Objective: Your task is to print all of the data word for word.

Input for this task:
####################
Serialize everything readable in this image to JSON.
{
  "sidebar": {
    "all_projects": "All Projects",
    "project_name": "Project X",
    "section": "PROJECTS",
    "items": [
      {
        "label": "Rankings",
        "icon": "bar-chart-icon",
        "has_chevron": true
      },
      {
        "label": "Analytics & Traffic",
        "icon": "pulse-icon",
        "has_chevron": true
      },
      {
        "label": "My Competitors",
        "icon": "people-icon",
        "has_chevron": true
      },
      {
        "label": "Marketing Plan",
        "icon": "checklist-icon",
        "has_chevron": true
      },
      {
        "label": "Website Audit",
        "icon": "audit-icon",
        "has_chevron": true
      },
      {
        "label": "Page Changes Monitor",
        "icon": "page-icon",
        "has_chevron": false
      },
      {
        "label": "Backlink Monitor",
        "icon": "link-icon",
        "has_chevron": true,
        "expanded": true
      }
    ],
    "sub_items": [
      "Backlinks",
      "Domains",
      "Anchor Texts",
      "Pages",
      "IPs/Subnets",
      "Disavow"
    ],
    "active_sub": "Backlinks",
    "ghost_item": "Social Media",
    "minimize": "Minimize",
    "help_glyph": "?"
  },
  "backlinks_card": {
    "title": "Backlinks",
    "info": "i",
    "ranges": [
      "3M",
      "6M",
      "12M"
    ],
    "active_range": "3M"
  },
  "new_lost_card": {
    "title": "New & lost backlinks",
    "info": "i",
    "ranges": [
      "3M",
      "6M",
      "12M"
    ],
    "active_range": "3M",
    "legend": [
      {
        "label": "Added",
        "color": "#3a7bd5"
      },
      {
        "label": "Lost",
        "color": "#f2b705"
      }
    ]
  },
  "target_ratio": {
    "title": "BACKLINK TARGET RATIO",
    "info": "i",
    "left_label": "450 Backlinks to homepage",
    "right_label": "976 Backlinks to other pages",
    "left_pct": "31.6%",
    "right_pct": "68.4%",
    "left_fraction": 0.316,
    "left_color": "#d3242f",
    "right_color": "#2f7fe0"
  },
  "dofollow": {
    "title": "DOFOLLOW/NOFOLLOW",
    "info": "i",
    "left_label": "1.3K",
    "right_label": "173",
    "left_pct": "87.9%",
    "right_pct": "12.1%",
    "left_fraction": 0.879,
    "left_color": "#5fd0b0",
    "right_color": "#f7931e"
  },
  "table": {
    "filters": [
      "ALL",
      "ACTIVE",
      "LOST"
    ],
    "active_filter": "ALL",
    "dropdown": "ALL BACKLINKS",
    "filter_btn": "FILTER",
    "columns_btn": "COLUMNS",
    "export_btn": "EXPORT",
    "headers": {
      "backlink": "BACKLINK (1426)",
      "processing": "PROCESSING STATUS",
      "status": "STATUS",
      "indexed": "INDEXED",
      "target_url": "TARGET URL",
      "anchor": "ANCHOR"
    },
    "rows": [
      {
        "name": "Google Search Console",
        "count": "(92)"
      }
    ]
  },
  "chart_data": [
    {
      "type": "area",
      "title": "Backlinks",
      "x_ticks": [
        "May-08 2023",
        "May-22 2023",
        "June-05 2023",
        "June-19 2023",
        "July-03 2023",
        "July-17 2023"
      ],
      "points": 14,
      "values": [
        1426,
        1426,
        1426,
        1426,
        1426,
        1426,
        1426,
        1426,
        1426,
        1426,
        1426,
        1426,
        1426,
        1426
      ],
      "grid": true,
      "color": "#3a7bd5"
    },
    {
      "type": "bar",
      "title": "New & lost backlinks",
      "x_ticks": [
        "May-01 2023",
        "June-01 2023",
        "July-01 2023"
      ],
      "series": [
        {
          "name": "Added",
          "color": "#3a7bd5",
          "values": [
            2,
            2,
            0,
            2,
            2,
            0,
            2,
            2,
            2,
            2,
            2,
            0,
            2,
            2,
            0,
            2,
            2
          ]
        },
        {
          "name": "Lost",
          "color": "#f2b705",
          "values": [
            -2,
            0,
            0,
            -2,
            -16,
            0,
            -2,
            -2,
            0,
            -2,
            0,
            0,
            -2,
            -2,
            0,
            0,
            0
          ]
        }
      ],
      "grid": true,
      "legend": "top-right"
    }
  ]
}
####################
Exercise answer:
Serialize everything readable in this image to JSON.
{
  "sidebar": {
    "all_projects": "All Projects",
    "project_name": "Project X",
    "section": "PROJECTS",
    "items": [
      {
        "label": "Rankings",
        "icon": "bar-chart-icon",
        "has_chevron": true
      },
      {
        "label": "Analytics & Traffic",
        "icon": "pulse-icon",
        "has_chevron": true
      },
      {
        "label": "My Competitors",
        "icon": "people-icon",
        "has_chevron": true
      },
      {
        "label": "Marketing Plan",
        "icon": "checklist-icon",
        "has_chevron": true
      },
      {
        "label": "Website Audit",
        "icon": "audit-icon",
        "has_chevron": true
      },
      {
        "label": "Page Changes Monitor",
        "icon": "page-icon",
        "has_chevron": false
      },
      {
        "label": "Backlink Monitor",
        "icon": "link-icon",
        "has_chevron": true,
        "expanded": true
      }
    ],
    "sub_items": [
      "Backlinks",
      "Domains",
      "Anchor Texts",
      "Pages",
      "IPs/Subnets",
      "Disavow"
    ],
    "active_sub": "Backlinks",
    "ghost_item": "Social Media",
    "minimize": "Minimize",
    "help_glyph": "?"
  },
  "backlinks_card": {
    "title": "Backlinks",
    "info": "i",
    "ranges": [
      "3M",
      "6M",
      "12M"
    ],
    "active_range": "3M"
  },
  "new_lost_card": {
    "title": "New & lost backlinks",
    "info": "i",
    "ranges": [
      "3M",
      "6M",
      "12M"
    ],
    "active_range": "3M",
    "legend": [
      {
        "label": "Added",
        "color": "#3a7bd5"
      },
      {
        "label": "Lost",
        "color": "#f2b705"
      }
    ]
  },
  "target_ratio": {
    "title": "BACKLINK TARGET RATIO",
    "info": "i",
    "left_label": "450 Backlinks to homepage",
    "right_label": "976 Backlinks to other pages",
    "left_pct": "31.6%",
    "right_pct": "68.4%",
    "left_fraction": 0.316,
    "left_color": "#d3242f",
    "right_color": "#2f7fe0"
  },
  "dofollow": {
    "title": "DOFOLLOW/NOFOLLOW",
    "info": "i",
    "left_label": "1.3K",
    "right_label": "173",
    "left_pct": "87.9%",
    "right_pct": "12.1%",
    "left_fraction": 0.879,
    "left_color": "#5fd0b0",
    "right_color": "#f7931e"
  },
  "table": {
    "filters": [
      "ALL",
      "ACTIVE",
      "LOST"
    ],
    "active_filter": "ALL",
    "dropdown": "ALL BACKLINKS",
    "filter_btn": "FILTER",
    "columns_btn": "COLUMNS",
    "export_btn": "EXPORT",
    "headers": {
      "backlink": "BACKLINK (1426)",
      "processing": "PROCESSING STATUS",
      "status": "STATUS",
      "indexed": "INDEXED",
      "target_url": "TARGET URL",
      "anchor": "ANCHOR"
    },
    "rows": [
      {
        "name": "Google Search Console",
        "count": "(92)"
      }
    ]
  },
  "chart_data": [
    {
      "type": "area",
      "title": "Backlinks",
      "x_ticks": [
        "May-08 2023",
        "May-22 2023",
        "June-05 2023",
        "June-19 2023",
        "July-03 2023",
        "July-17 2023"
      ],
      "points": 14,
      "values": [
        1426,
        1426,
        1426,
        1426,
        1426,
        1426,
        1426,
        1426,
        1426,
        1426,
        1426,
        1426,
        1426,
        1426
      ],
      "grid": true,
      "color": "#3a7bd5"
    },
    {
      "type": "bar",
      "title": "New & lost backlinks",
      "x_ticks": [
        "May-01 2023",
        "June-01 2023",
        "July-01 2023"
      ],
      "series": [
        {
          "name": "Added",
          "color": "#3a7bd5",
          "values": [
            2,
            2,
            0,
            2,
            2,
            0,
            2,
            2,
            2,
            2,
            2,
            0,
            2,
            2,
            0,
            2,
            2
          ]
        },
        {
          "name": "Lost",
          "color": "#f2b705",
          "values": [
            -2,
            0,
            0,
            -2,
            -16,
            0,
            -2,
            -2,
            0,
            -2,
            0,
            0,
            -2,
            -2,
            0,
            0,
            0
          ]
        }
      ],
      "grid": true,
      "legend": "top-right"
    }
  ]
}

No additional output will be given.